▸ **Exercise details**
From the entries that follow, extract each line holding the string "title".

Extracts from a graphics dataset:
##########
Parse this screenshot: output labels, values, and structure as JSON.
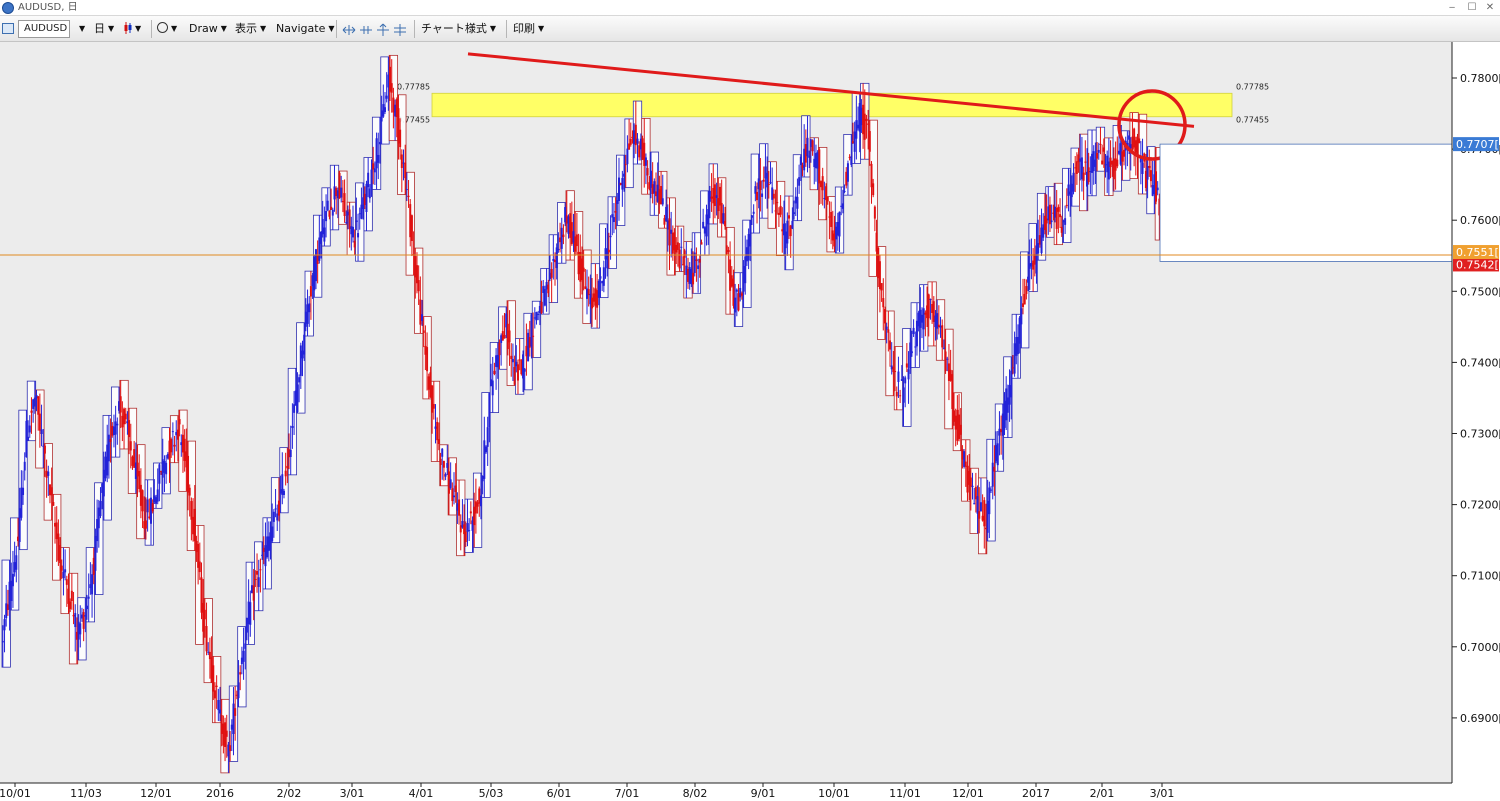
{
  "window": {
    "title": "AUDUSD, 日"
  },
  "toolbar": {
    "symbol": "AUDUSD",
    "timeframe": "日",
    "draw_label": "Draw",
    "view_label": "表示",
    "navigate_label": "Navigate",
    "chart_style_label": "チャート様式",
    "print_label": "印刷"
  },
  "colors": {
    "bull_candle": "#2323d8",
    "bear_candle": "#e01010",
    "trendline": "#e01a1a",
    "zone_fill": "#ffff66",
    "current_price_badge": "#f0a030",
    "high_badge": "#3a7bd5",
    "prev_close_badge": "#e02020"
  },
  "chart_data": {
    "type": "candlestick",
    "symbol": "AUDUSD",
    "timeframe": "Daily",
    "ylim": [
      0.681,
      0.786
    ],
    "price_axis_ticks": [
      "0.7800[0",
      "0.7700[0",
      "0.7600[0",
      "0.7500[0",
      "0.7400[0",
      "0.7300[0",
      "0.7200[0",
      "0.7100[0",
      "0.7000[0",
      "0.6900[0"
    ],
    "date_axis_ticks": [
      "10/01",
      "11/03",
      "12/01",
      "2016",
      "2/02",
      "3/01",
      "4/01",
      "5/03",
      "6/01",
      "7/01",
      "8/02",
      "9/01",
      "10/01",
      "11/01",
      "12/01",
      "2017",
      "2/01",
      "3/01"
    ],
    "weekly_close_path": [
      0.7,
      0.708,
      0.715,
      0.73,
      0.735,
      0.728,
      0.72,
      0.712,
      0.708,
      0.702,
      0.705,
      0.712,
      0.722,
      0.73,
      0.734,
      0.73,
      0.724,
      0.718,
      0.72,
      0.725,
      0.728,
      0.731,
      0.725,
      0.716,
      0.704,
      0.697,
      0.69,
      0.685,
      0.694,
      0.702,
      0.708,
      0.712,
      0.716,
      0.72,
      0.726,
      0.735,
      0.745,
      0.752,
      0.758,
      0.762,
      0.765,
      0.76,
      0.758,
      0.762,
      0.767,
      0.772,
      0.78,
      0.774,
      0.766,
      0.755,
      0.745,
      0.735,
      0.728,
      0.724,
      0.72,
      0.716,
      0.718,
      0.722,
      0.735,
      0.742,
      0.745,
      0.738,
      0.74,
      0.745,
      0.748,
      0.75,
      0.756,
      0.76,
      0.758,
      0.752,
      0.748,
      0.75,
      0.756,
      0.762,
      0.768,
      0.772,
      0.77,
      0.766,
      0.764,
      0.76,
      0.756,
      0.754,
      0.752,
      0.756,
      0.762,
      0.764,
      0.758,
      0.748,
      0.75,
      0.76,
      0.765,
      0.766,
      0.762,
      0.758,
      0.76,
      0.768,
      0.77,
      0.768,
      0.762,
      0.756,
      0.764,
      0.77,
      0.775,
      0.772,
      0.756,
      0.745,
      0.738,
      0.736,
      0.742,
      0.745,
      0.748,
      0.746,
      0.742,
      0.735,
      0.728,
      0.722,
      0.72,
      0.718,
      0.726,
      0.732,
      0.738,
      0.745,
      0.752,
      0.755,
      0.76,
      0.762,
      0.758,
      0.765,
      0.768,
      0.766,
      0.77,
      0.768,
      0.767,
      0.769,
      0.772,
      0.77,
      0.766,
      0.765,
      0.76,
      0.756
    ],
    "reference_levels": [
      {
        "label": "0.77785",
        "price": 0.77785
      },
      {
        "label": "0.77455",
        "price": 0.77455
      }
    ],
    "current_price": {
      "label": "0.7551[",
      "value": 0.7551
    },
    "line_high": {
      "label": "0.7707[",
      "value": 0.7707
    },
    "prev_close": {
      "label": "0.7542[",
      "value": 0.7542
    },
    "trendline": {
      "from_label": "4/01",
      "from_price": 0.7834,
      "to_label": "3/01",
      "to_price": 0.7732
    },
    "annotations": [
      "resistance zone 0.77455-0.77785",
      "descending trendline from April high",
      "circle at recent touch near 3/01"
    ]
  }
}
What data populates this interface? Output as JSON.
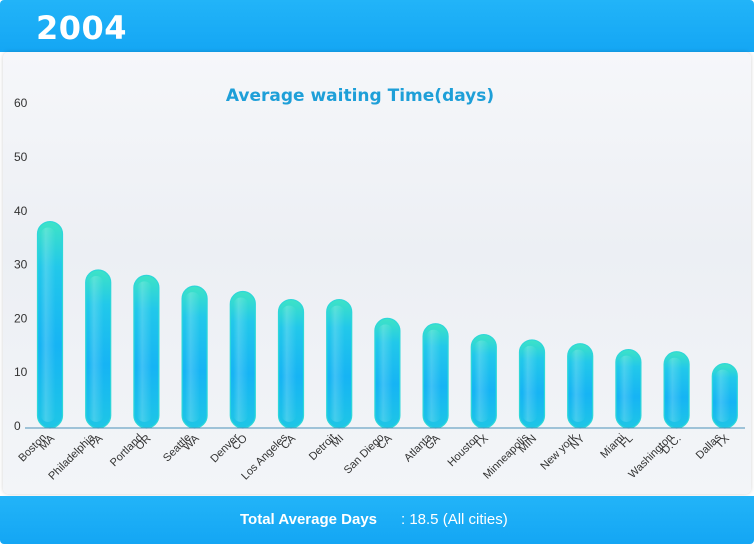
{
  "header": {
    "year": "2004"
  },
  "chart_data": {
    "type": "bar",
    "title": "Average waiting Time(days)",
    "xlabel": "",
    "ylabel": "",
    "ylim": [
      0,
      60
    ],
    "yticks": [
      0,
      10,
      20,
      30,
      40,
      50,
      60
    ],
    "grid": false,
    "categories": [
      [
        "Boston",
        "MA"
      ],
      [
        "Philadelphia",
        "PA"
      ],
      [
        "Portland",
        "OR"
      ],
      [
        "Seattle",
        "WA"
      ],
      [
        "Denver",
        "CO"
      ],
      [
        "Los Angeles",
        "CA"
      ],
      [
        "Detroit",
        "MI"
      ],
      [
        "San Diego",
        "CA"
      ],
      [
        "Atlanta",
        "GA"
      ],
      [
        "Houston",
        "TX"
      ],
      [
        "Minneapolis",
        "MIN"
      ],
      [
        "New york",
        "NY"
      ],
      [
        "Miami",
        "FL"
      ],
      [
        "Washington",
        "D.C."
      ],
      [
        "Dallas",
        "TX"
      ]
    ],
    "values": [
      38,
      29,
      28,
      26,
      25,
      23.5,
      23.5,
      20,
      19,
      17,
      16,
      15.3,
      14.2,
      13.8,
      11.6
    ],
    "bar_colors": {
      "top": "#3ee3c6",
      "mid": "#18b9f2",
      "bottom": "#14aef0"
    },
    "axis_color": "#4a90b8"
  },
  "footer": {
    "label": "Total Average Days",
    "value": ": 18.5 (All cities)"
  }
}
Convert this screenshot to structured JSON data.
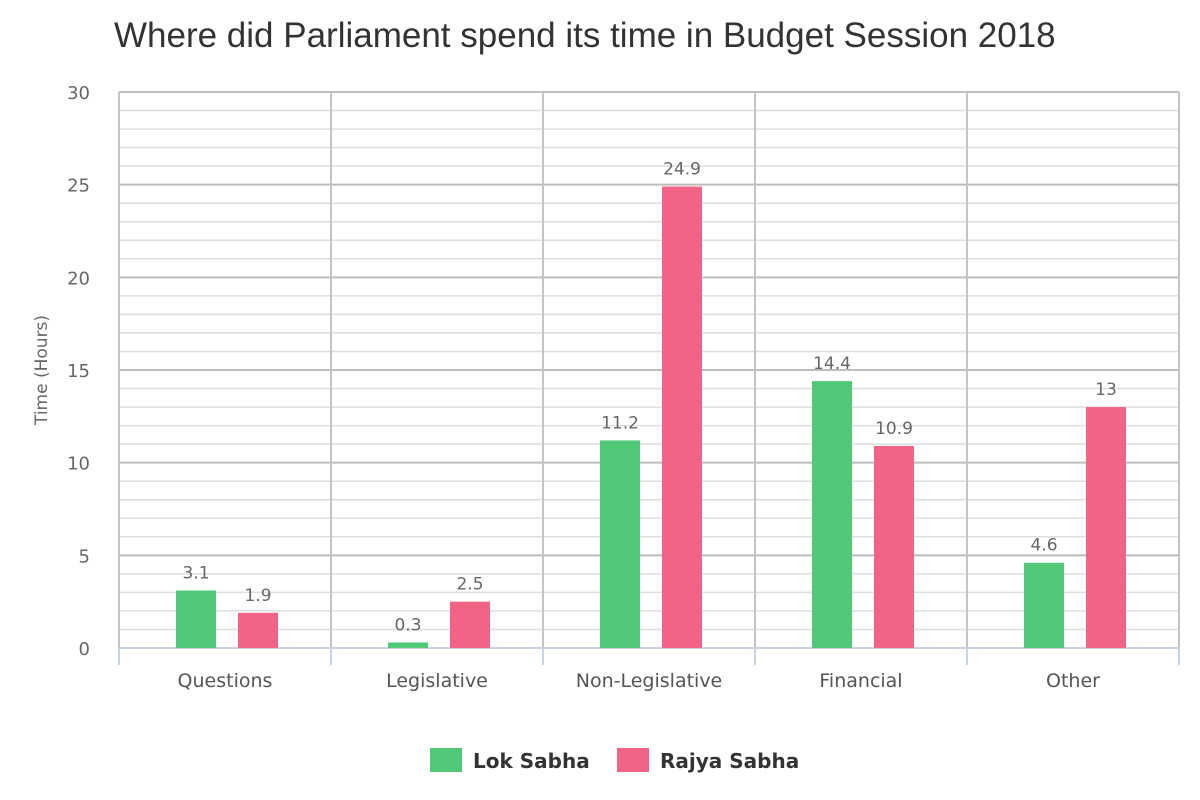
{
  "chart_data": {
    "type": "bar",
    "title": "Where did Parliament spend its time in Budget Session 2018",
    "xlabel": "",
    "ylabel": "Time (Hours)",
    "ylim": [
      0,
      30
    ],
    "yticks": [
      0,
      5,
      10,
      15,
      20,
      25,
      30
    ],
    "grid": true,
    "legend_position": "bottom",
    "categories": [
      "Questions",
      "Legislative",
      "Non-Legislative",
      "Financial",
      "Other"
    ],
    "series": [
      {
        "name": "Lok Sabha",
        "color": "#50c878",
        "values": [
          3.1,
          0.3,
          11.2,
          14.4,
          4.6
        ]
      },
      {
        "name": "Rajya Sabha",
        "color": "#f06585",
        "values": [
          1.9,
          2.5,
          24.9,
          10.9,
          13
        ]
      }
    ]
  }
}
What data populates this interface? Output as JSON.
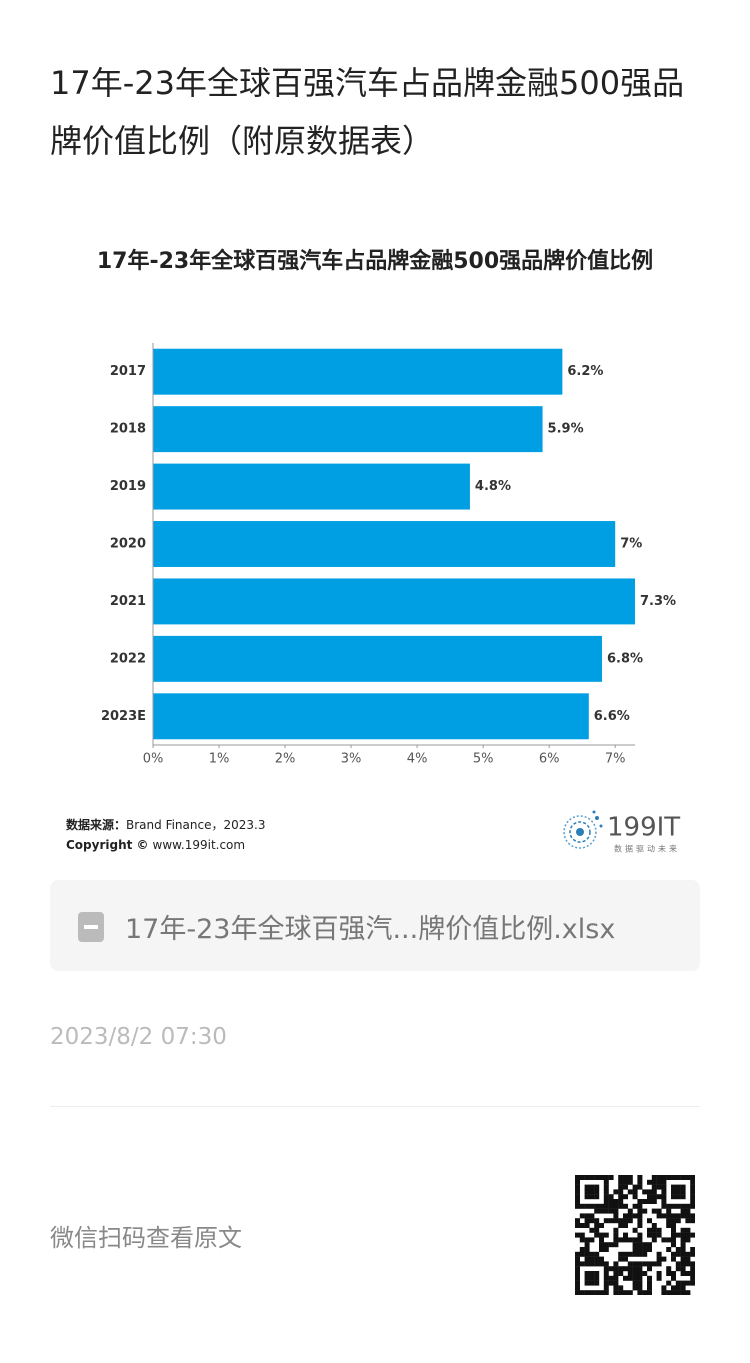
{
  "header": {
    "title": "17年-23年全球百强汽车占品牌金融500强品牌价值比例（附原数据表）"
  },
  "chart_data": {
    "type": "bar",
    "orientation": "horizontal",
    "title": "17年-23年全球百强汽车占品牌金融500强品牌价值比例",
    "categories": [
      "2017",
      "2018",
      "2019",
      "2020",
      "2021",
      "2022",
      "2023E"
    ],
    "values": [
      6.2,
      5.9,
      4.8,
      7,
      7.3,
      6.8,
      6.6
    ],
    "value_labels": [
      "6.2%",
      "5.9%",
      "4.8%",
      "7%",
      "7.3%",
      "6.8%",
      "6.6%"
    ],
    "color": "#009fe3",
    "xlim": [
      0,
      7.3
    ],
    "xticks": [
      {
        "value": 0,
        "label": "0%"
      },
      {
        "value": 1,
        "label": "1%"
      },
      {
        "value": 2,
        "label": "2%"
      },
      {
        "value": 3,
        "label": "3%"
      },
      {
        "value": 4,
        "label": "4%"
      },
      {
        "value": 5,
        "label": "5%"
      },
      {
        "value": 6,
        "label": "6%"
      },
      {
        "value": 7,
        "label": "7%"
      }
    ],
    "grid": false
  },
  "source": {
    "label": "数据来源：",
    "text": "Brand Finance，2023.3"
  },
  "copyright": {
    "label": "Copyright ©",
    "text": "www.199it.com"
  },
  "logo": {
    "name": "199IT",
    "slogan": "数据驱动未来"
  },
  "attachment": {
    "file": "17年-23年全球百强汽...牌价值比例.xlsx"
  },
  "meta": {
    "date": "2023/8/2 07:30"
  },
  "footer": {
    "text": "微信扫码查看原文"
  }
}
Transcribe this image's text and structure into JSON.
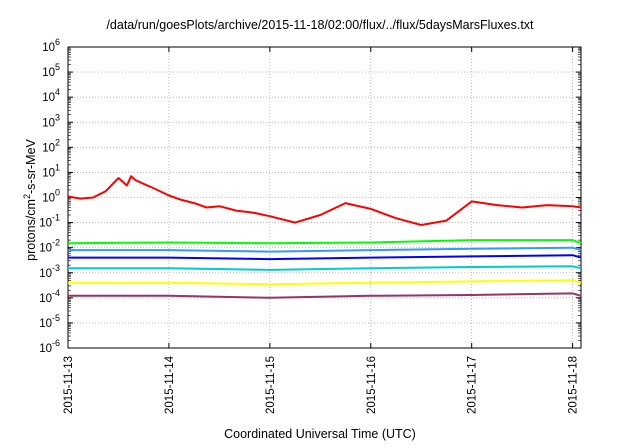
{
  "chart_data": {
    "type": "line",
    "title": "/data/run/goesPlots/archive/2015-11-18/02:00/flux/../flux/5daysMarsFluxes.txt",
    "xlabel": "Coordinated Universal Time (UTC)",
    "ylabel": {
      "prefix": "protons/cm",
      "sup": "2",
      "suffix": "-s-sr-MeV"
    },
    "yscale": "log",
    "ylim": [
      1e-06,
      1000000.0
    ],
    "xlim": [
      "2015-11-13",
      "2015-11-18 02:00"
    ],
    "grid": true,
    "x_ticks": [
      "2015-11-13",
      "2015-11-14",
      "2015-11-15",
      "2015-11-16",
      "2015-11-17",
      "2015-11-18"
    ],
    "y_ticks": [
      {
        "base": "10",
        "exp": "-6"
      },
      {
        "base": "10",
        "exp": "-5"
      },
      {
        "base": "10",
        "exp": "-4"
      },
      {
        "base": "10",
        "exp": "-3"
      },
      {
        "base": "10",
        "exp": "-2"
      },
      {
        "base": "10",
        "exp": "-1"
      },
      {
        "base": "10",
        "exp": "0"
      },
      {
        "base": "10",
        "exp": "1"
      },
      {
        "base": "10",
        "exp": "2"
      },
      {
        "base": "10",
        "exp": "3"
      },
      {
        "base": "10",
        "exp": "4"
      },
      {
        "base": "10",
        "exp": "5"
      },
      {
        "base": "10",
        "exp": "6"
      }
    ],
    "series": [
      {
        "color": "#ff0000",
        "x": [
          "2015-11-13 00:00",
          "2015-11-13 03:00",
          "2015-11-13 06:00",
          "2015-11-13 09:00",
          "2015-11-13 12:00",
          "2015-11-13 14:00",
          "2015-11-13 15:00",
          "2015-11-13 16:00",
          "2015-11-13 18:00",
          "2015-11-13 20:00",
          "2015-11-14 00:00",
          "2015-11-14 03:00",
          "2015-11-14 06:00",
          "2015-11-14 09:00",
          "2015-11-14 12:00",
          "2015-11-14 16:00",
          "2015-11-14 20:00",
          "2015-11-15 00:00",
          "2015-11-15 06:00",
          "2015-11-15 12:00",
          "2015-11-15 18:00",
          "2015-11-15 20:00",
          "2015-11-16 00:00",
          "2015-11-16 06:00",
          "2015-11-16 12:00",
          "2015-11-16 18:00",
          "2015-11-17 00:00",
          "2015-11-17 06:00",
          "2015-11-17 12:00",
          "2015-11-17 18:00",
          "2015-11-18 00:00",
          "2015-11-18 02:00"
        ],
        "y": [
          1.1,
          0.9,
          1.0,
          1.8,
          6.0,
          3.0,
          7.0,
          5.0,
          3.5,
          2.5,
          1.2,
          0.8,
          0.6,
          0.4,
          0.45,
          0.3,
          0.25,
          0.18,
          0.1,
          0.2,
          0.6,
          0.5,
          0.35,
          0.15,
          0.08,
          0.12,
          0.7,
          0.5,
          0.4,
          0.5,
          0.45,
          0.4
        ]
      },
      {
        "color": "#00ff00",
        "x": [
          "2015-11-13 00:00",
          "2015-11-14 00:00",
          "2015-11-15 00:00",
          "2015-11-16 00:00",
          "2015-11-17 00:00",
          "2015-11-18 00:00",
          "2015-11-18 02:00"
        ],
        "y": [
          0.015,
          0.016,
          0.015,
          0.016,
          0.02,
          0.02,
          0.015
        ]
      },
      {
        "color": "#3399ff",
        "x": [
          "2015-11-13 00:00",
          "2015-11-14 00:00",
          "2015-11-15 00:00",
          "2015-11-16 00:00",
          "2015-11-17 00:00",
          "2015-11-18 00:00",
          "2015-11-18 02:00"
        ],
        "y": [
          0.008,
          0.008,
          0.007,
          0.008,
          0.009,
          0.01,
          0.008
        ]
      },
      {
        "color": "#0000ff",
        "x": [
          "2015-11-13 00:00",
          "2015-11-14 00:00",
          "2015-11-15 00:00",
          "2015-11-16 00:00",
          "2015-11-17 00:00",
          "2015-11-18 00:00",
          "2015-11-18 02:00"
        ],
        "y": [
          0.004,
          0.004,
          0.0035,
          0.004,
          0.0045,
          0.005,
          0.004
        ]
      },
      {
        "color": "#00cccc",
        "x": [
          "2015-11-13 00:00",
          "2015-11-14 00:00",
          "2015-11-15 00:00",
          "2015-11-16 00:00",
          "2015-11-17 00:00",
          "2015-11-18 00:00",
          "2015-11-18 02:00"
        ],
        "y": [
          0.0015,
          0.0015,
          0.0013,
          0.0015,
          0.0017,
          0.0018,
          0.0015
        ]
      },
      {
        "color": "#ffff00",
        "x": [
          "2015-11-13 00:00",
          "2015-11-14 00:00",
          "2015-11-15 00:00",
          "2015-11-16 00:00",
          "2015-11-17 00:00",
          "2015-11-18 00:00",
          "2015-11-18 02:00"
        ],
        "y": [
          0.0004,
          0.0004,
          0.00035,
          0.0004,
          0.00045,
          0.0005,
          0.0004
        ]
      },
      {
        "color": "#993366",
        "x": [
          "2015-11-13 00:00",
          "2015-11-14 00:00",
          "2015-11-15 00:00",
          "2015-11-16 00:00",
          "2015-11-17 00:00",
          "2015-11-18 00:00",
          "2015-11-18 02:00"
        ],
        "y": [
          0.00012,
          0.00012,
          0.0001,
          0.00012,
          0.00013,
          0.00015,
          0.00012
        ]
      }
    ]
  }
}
##########
▸ **Answer to this exercise**
    "title": "AUDUSD, 日"
    "title": "Average waiting Time(days)",
    "title": "Where did Parliament spend its time in Budget Session 2018",
    "title": "17年-23年全球百强汽车占品牌金融500强品牌价值比例（附原数据表）"
    "title": "17年-23年全球百强汽车占品牌金融500强品牌价值比例",
    "title": "/data/run/goesPlots/archive/2015-11-18/02:00/flux/../flux/5daysMarsFluxes.txt",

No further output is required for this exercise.